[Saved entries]
....................

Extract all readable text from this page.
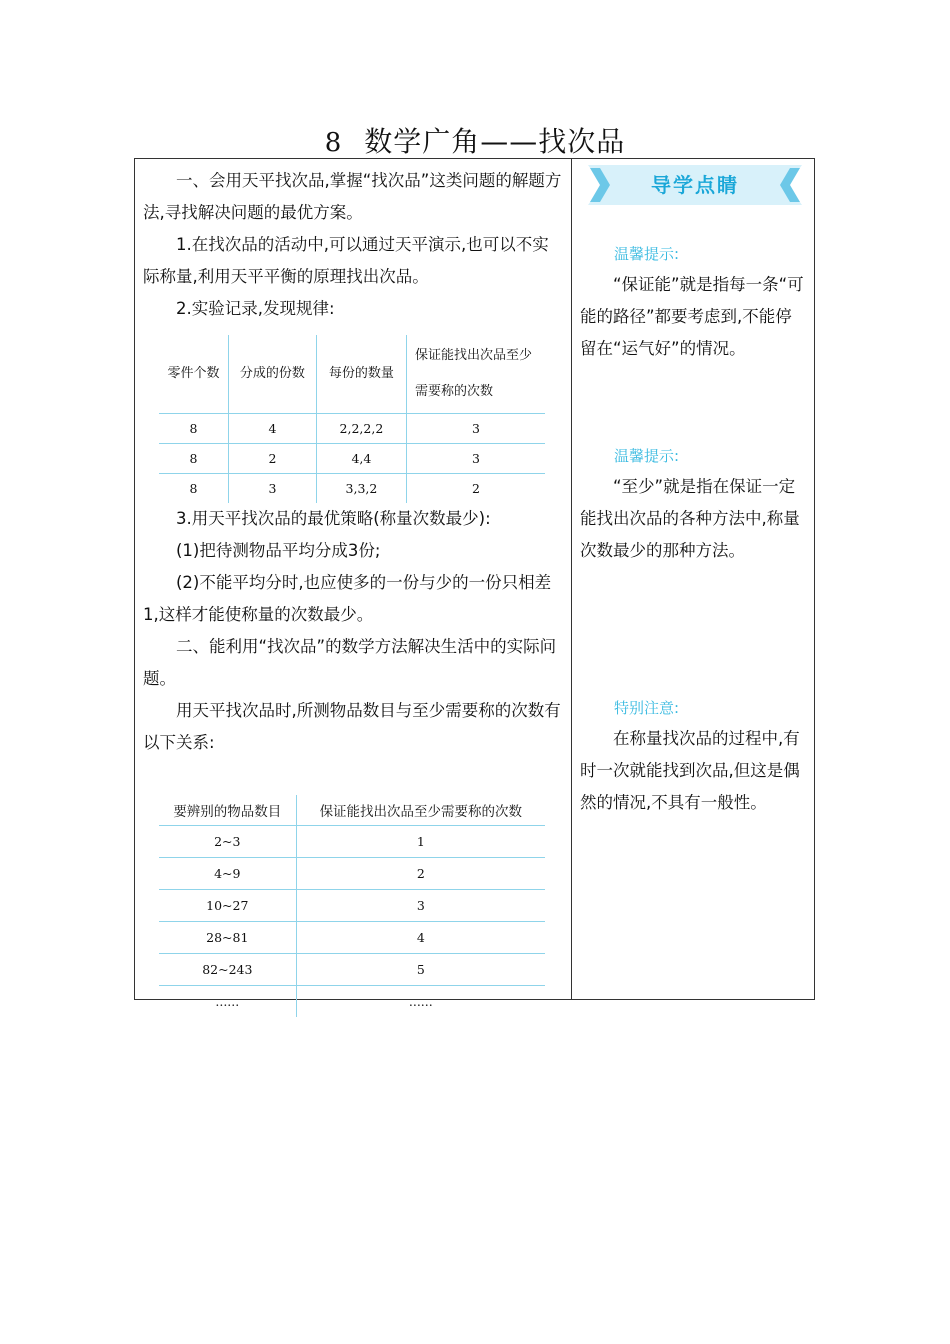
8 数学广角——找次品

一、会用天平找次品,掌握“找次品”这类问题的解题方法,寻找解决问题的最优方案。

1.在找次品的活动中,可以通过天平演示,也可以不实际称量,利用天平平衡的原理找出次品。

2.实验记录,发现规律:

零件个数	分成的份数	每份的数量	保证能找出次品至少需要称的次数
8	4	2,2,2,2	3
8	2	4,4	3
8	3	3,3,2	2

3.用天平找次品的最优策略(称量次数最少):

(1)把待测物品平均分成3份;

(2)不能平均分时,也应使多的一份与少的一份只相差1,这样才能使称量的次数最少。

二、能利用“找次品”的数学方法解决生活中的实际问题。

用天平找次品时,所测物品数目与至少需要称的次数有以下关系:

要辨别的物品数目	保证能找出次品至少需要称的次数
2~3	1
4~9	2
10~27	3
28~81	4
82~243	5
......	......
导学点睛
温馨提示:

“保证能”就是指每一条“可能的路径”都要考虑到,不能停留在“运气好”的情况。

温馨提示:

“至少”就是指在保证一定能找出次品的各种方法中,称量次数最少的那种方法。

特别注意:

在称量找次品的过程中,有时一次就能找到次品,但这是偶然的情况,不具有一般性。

....................

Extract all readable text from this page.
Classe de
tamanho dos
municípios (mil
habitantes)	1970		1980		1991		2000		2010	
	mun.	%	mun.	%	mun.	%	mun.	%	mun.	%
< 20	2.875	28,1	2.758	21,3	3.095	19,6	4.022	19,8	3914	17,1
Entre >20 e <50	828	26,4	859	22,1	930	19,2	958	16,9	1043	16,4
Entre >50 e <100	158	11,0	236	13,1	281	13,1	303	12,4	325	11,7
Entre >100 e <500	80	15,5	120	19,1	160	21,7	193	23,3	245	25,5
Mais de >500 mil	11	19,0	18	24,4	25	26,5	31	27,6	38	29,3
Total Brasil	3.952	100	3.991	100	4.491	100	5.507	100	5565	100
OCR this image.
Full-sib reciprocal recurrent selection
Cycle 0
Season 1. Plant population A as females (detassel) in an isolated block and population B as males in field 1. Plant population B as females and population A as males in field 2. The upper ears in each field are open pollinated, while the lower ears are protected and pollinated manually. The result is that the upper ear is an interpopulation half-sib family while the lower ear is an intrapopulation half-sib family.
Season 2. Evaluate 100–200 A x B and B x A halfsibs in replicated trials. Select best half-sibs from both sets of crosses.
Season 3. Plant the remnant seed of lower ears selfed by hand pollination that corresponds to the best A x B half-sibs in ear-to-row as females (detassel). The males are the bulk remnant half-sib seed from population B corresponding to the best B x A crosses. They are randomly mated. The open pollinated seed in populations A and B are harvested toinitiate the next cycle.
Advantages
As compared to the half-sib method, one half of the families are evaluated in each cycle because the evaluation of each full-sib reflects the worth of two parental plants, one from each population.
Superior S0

....................

### AIM OF THE EXERCISE
Pull every line containing the word "best" out of the material and copy it.

### THE SOLUTION
Season 2. Evaluate 100–200 A x B and B x A halfsibs in replicated trials. Select best half-sibs from both sets of crosses.
Season 3. Plant the remnant seed of lower ears selfed by hand pollination that corresponds to the best A x B half-sibs in ear-to-row as females (detassel). The males are the bulk remnant half-sib seed from population B corresponding to the best B x A crosses. They are randomly mated. The open pollinated seed in populations A and B are harvested toinitiate the next cycle.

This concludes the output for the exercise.